- [Data for this task]
--- begin ---

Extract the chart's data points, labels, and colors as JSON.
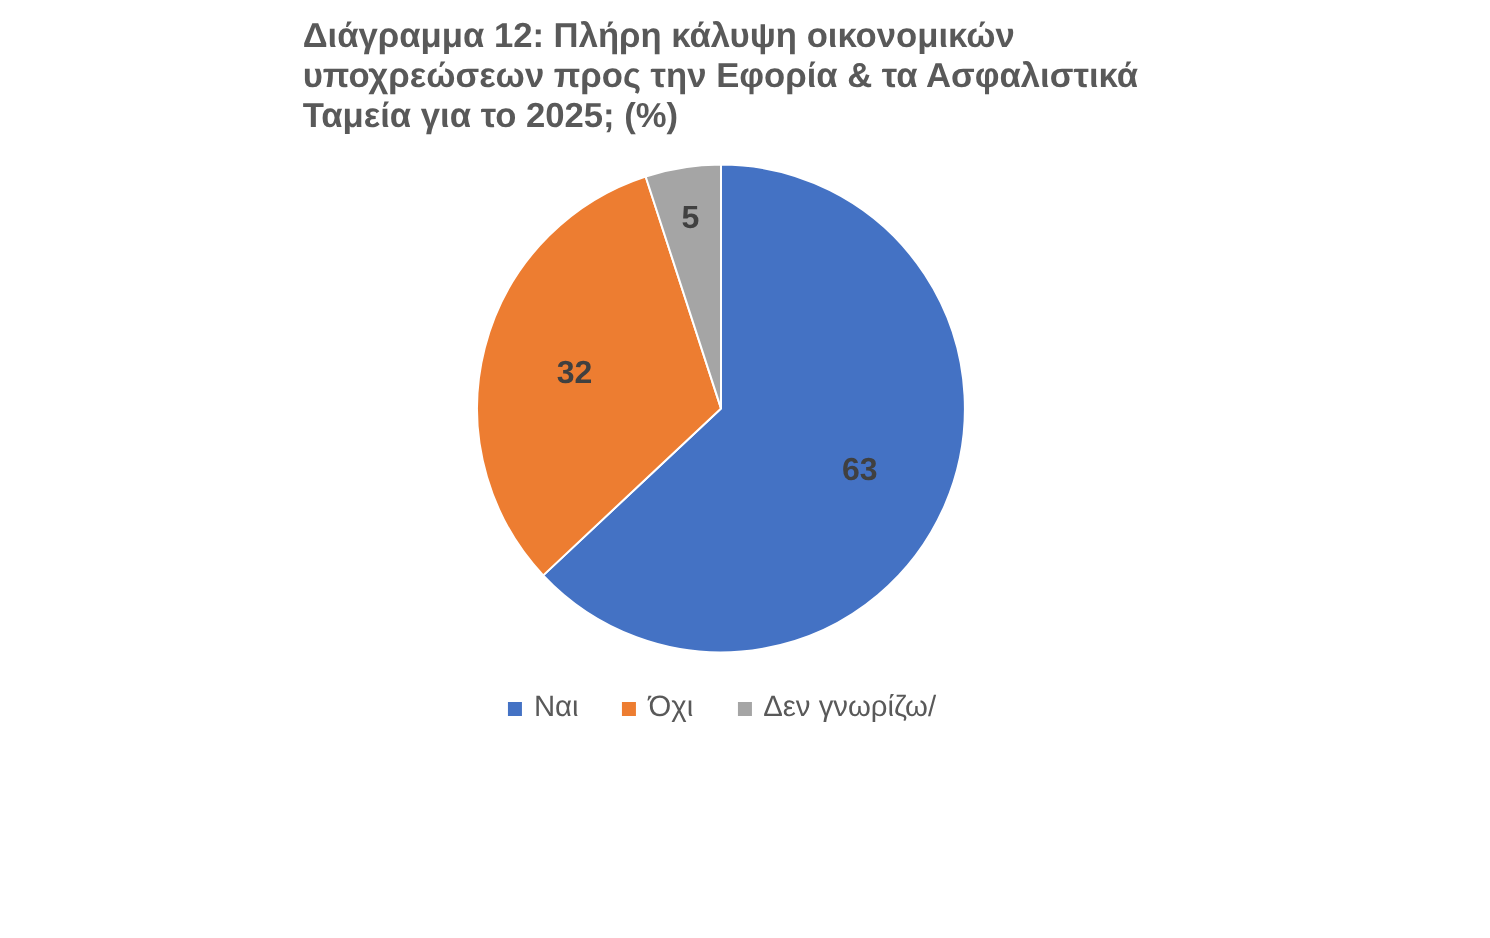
{
  "chart_data": {
    "type": "pie",
    "title": "Διάγραμμα 12: Πλήρη κάλυψη οικονομικών υποχρεώσεων προς την Εφορία & τα Ασφαλιστικά Ταμεία για το 2025; (%)",
    "categories": [
      "Ναι",
      "Όχι",
      "Δεν γνωρίζω/"
    ],
    "values": [
      63,
      32,
      5
    ],
    "colors": [
      "#4472c4",
      "#ed7d31",
      "#a5a5a5"
    ],
    "data_labels": true,
    "legend": "bottom"
  }
}
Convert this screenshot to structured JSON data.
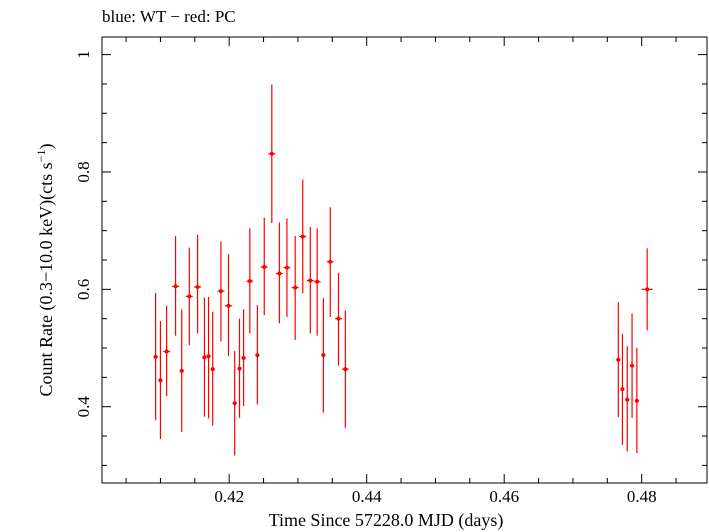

--- end ---

- [Aim of the exercise] All the records above need to be given again word for word. Skip the pictures.

- [Result of the task]
Extract the chart's data points, labels, and colors as JSON.
{
  "chart_data": {
    "type": "pie",
    "title": "Διάγραμμα 12: Πλήρη κάλυψη οικονομικών υποχρεώσεων προς την Εφορία & τα Ασφαλιστικά Ταμεία για το 2025; (%)",
    "categories": [
      "Ναι",
      "Όχι",
      "Δεν γνωρίζω/"
    ],
    "values": [
      63,
      32,
      5
    ],
    "colors": [
      "#4472c4",
      "#ed7d31",
      "#a5a5a5"
    ],
    "data_labels": true,
    "legend": "bottom"
  }
}
Convert this screenshot to structured JSON data.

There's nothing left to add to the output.